Collected data
####################

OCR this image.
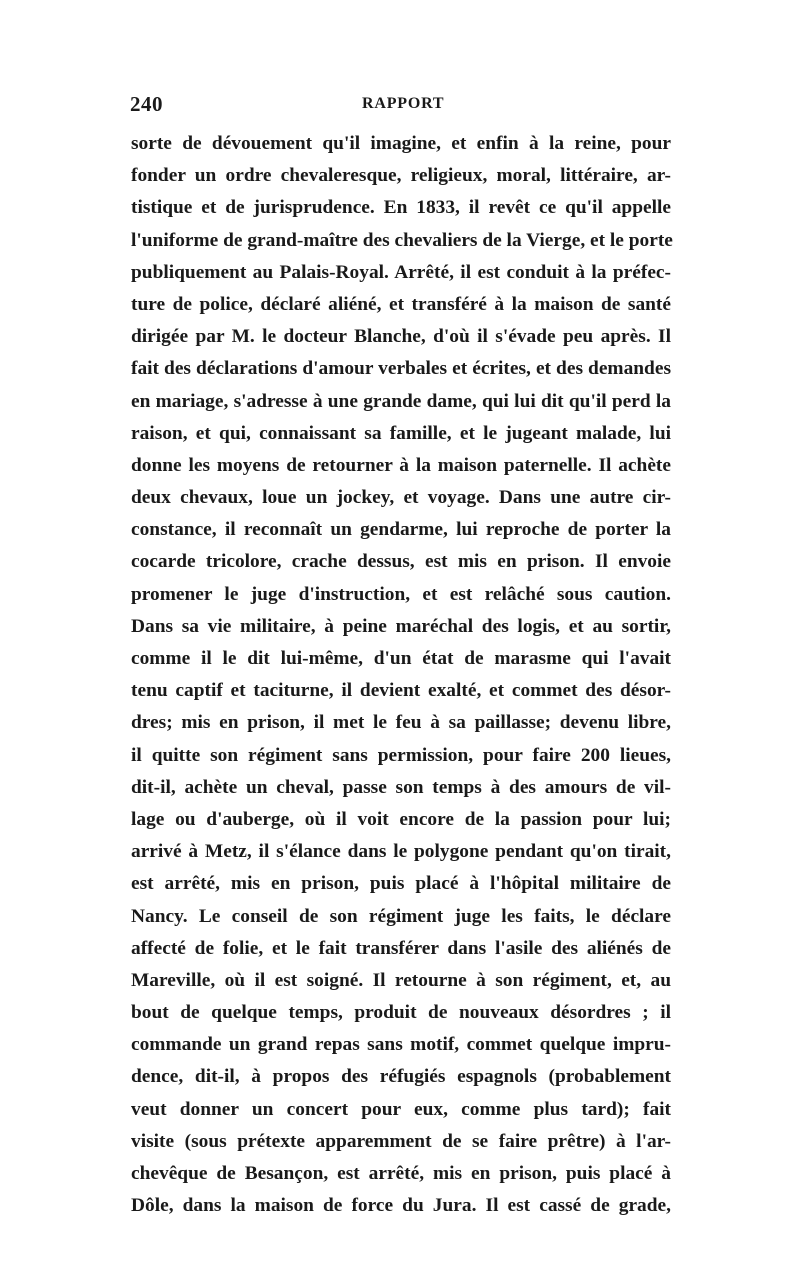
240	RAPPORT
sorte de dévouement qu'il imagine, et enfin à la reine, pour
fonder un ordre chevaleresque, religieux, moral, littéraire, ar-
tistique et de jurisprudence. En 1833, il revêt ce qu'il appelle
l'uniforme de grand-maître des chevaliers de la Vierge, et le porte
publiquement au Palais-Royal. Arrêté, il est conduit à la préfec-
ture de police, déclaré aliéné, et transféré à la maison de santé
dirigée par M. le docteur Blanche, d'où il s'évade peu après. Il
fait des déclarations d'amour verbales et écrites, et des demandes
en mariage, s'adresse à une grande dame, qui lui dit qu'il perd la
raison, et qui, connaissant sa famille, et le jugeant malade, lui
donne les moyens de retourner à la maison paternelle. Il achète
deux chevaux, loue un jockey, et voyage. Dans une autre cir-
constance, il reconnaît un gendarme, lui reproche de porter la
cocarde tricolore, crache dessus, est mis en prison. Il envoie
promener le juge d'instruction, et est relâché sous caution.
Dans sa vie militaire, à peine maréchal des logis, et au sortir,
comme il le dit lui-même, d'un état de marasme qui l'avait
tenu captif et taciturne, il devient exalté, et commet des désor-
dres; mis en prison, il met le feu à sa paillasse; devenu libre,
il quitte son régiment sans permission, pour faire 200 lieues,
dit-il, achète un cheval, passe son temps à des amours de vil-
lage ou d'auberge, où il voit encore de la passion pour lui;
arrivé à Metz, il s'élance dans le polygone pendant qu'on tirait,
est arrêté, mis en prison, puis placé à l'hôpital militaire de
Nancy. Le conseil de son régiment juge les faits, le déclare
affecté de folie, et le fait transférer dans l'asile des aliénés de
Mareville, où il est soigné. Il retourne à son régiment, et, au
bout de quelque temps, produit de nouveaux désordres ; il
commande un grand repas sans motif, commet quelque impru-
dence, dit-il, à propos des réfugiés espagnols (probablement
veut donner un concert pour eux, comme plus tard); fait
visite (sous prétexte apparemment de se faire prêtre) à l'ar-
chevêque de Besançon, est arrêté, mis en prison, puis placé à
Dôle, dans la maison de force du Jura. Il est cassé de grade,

####################

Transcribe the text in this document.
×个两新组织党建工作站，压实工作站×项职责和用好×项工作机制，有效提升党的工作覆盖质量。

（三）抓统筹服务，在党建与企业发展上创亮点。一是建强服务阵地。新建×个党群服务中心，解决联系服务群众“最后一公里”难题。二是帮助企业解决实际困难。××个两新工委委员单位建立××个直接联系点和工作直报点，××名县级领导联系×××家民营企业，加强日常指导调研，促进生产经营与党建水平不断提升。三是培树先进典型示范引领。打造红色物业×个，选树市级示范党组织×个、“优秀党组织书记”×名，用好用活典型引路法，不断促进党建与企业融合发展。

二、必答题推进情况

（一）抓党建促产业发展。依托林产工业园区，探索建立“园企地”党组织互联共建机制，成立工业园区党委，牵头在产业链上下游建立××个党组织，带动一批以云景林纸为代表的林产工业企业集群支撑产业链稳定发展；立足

####################

[What is needed] Reproduce each line from the records that contains the word "sans".

[Final answer]
il quitte son régiment sans permission, pour faire 200 lieues,
commande un grand repas sans motif, commet quelque impru-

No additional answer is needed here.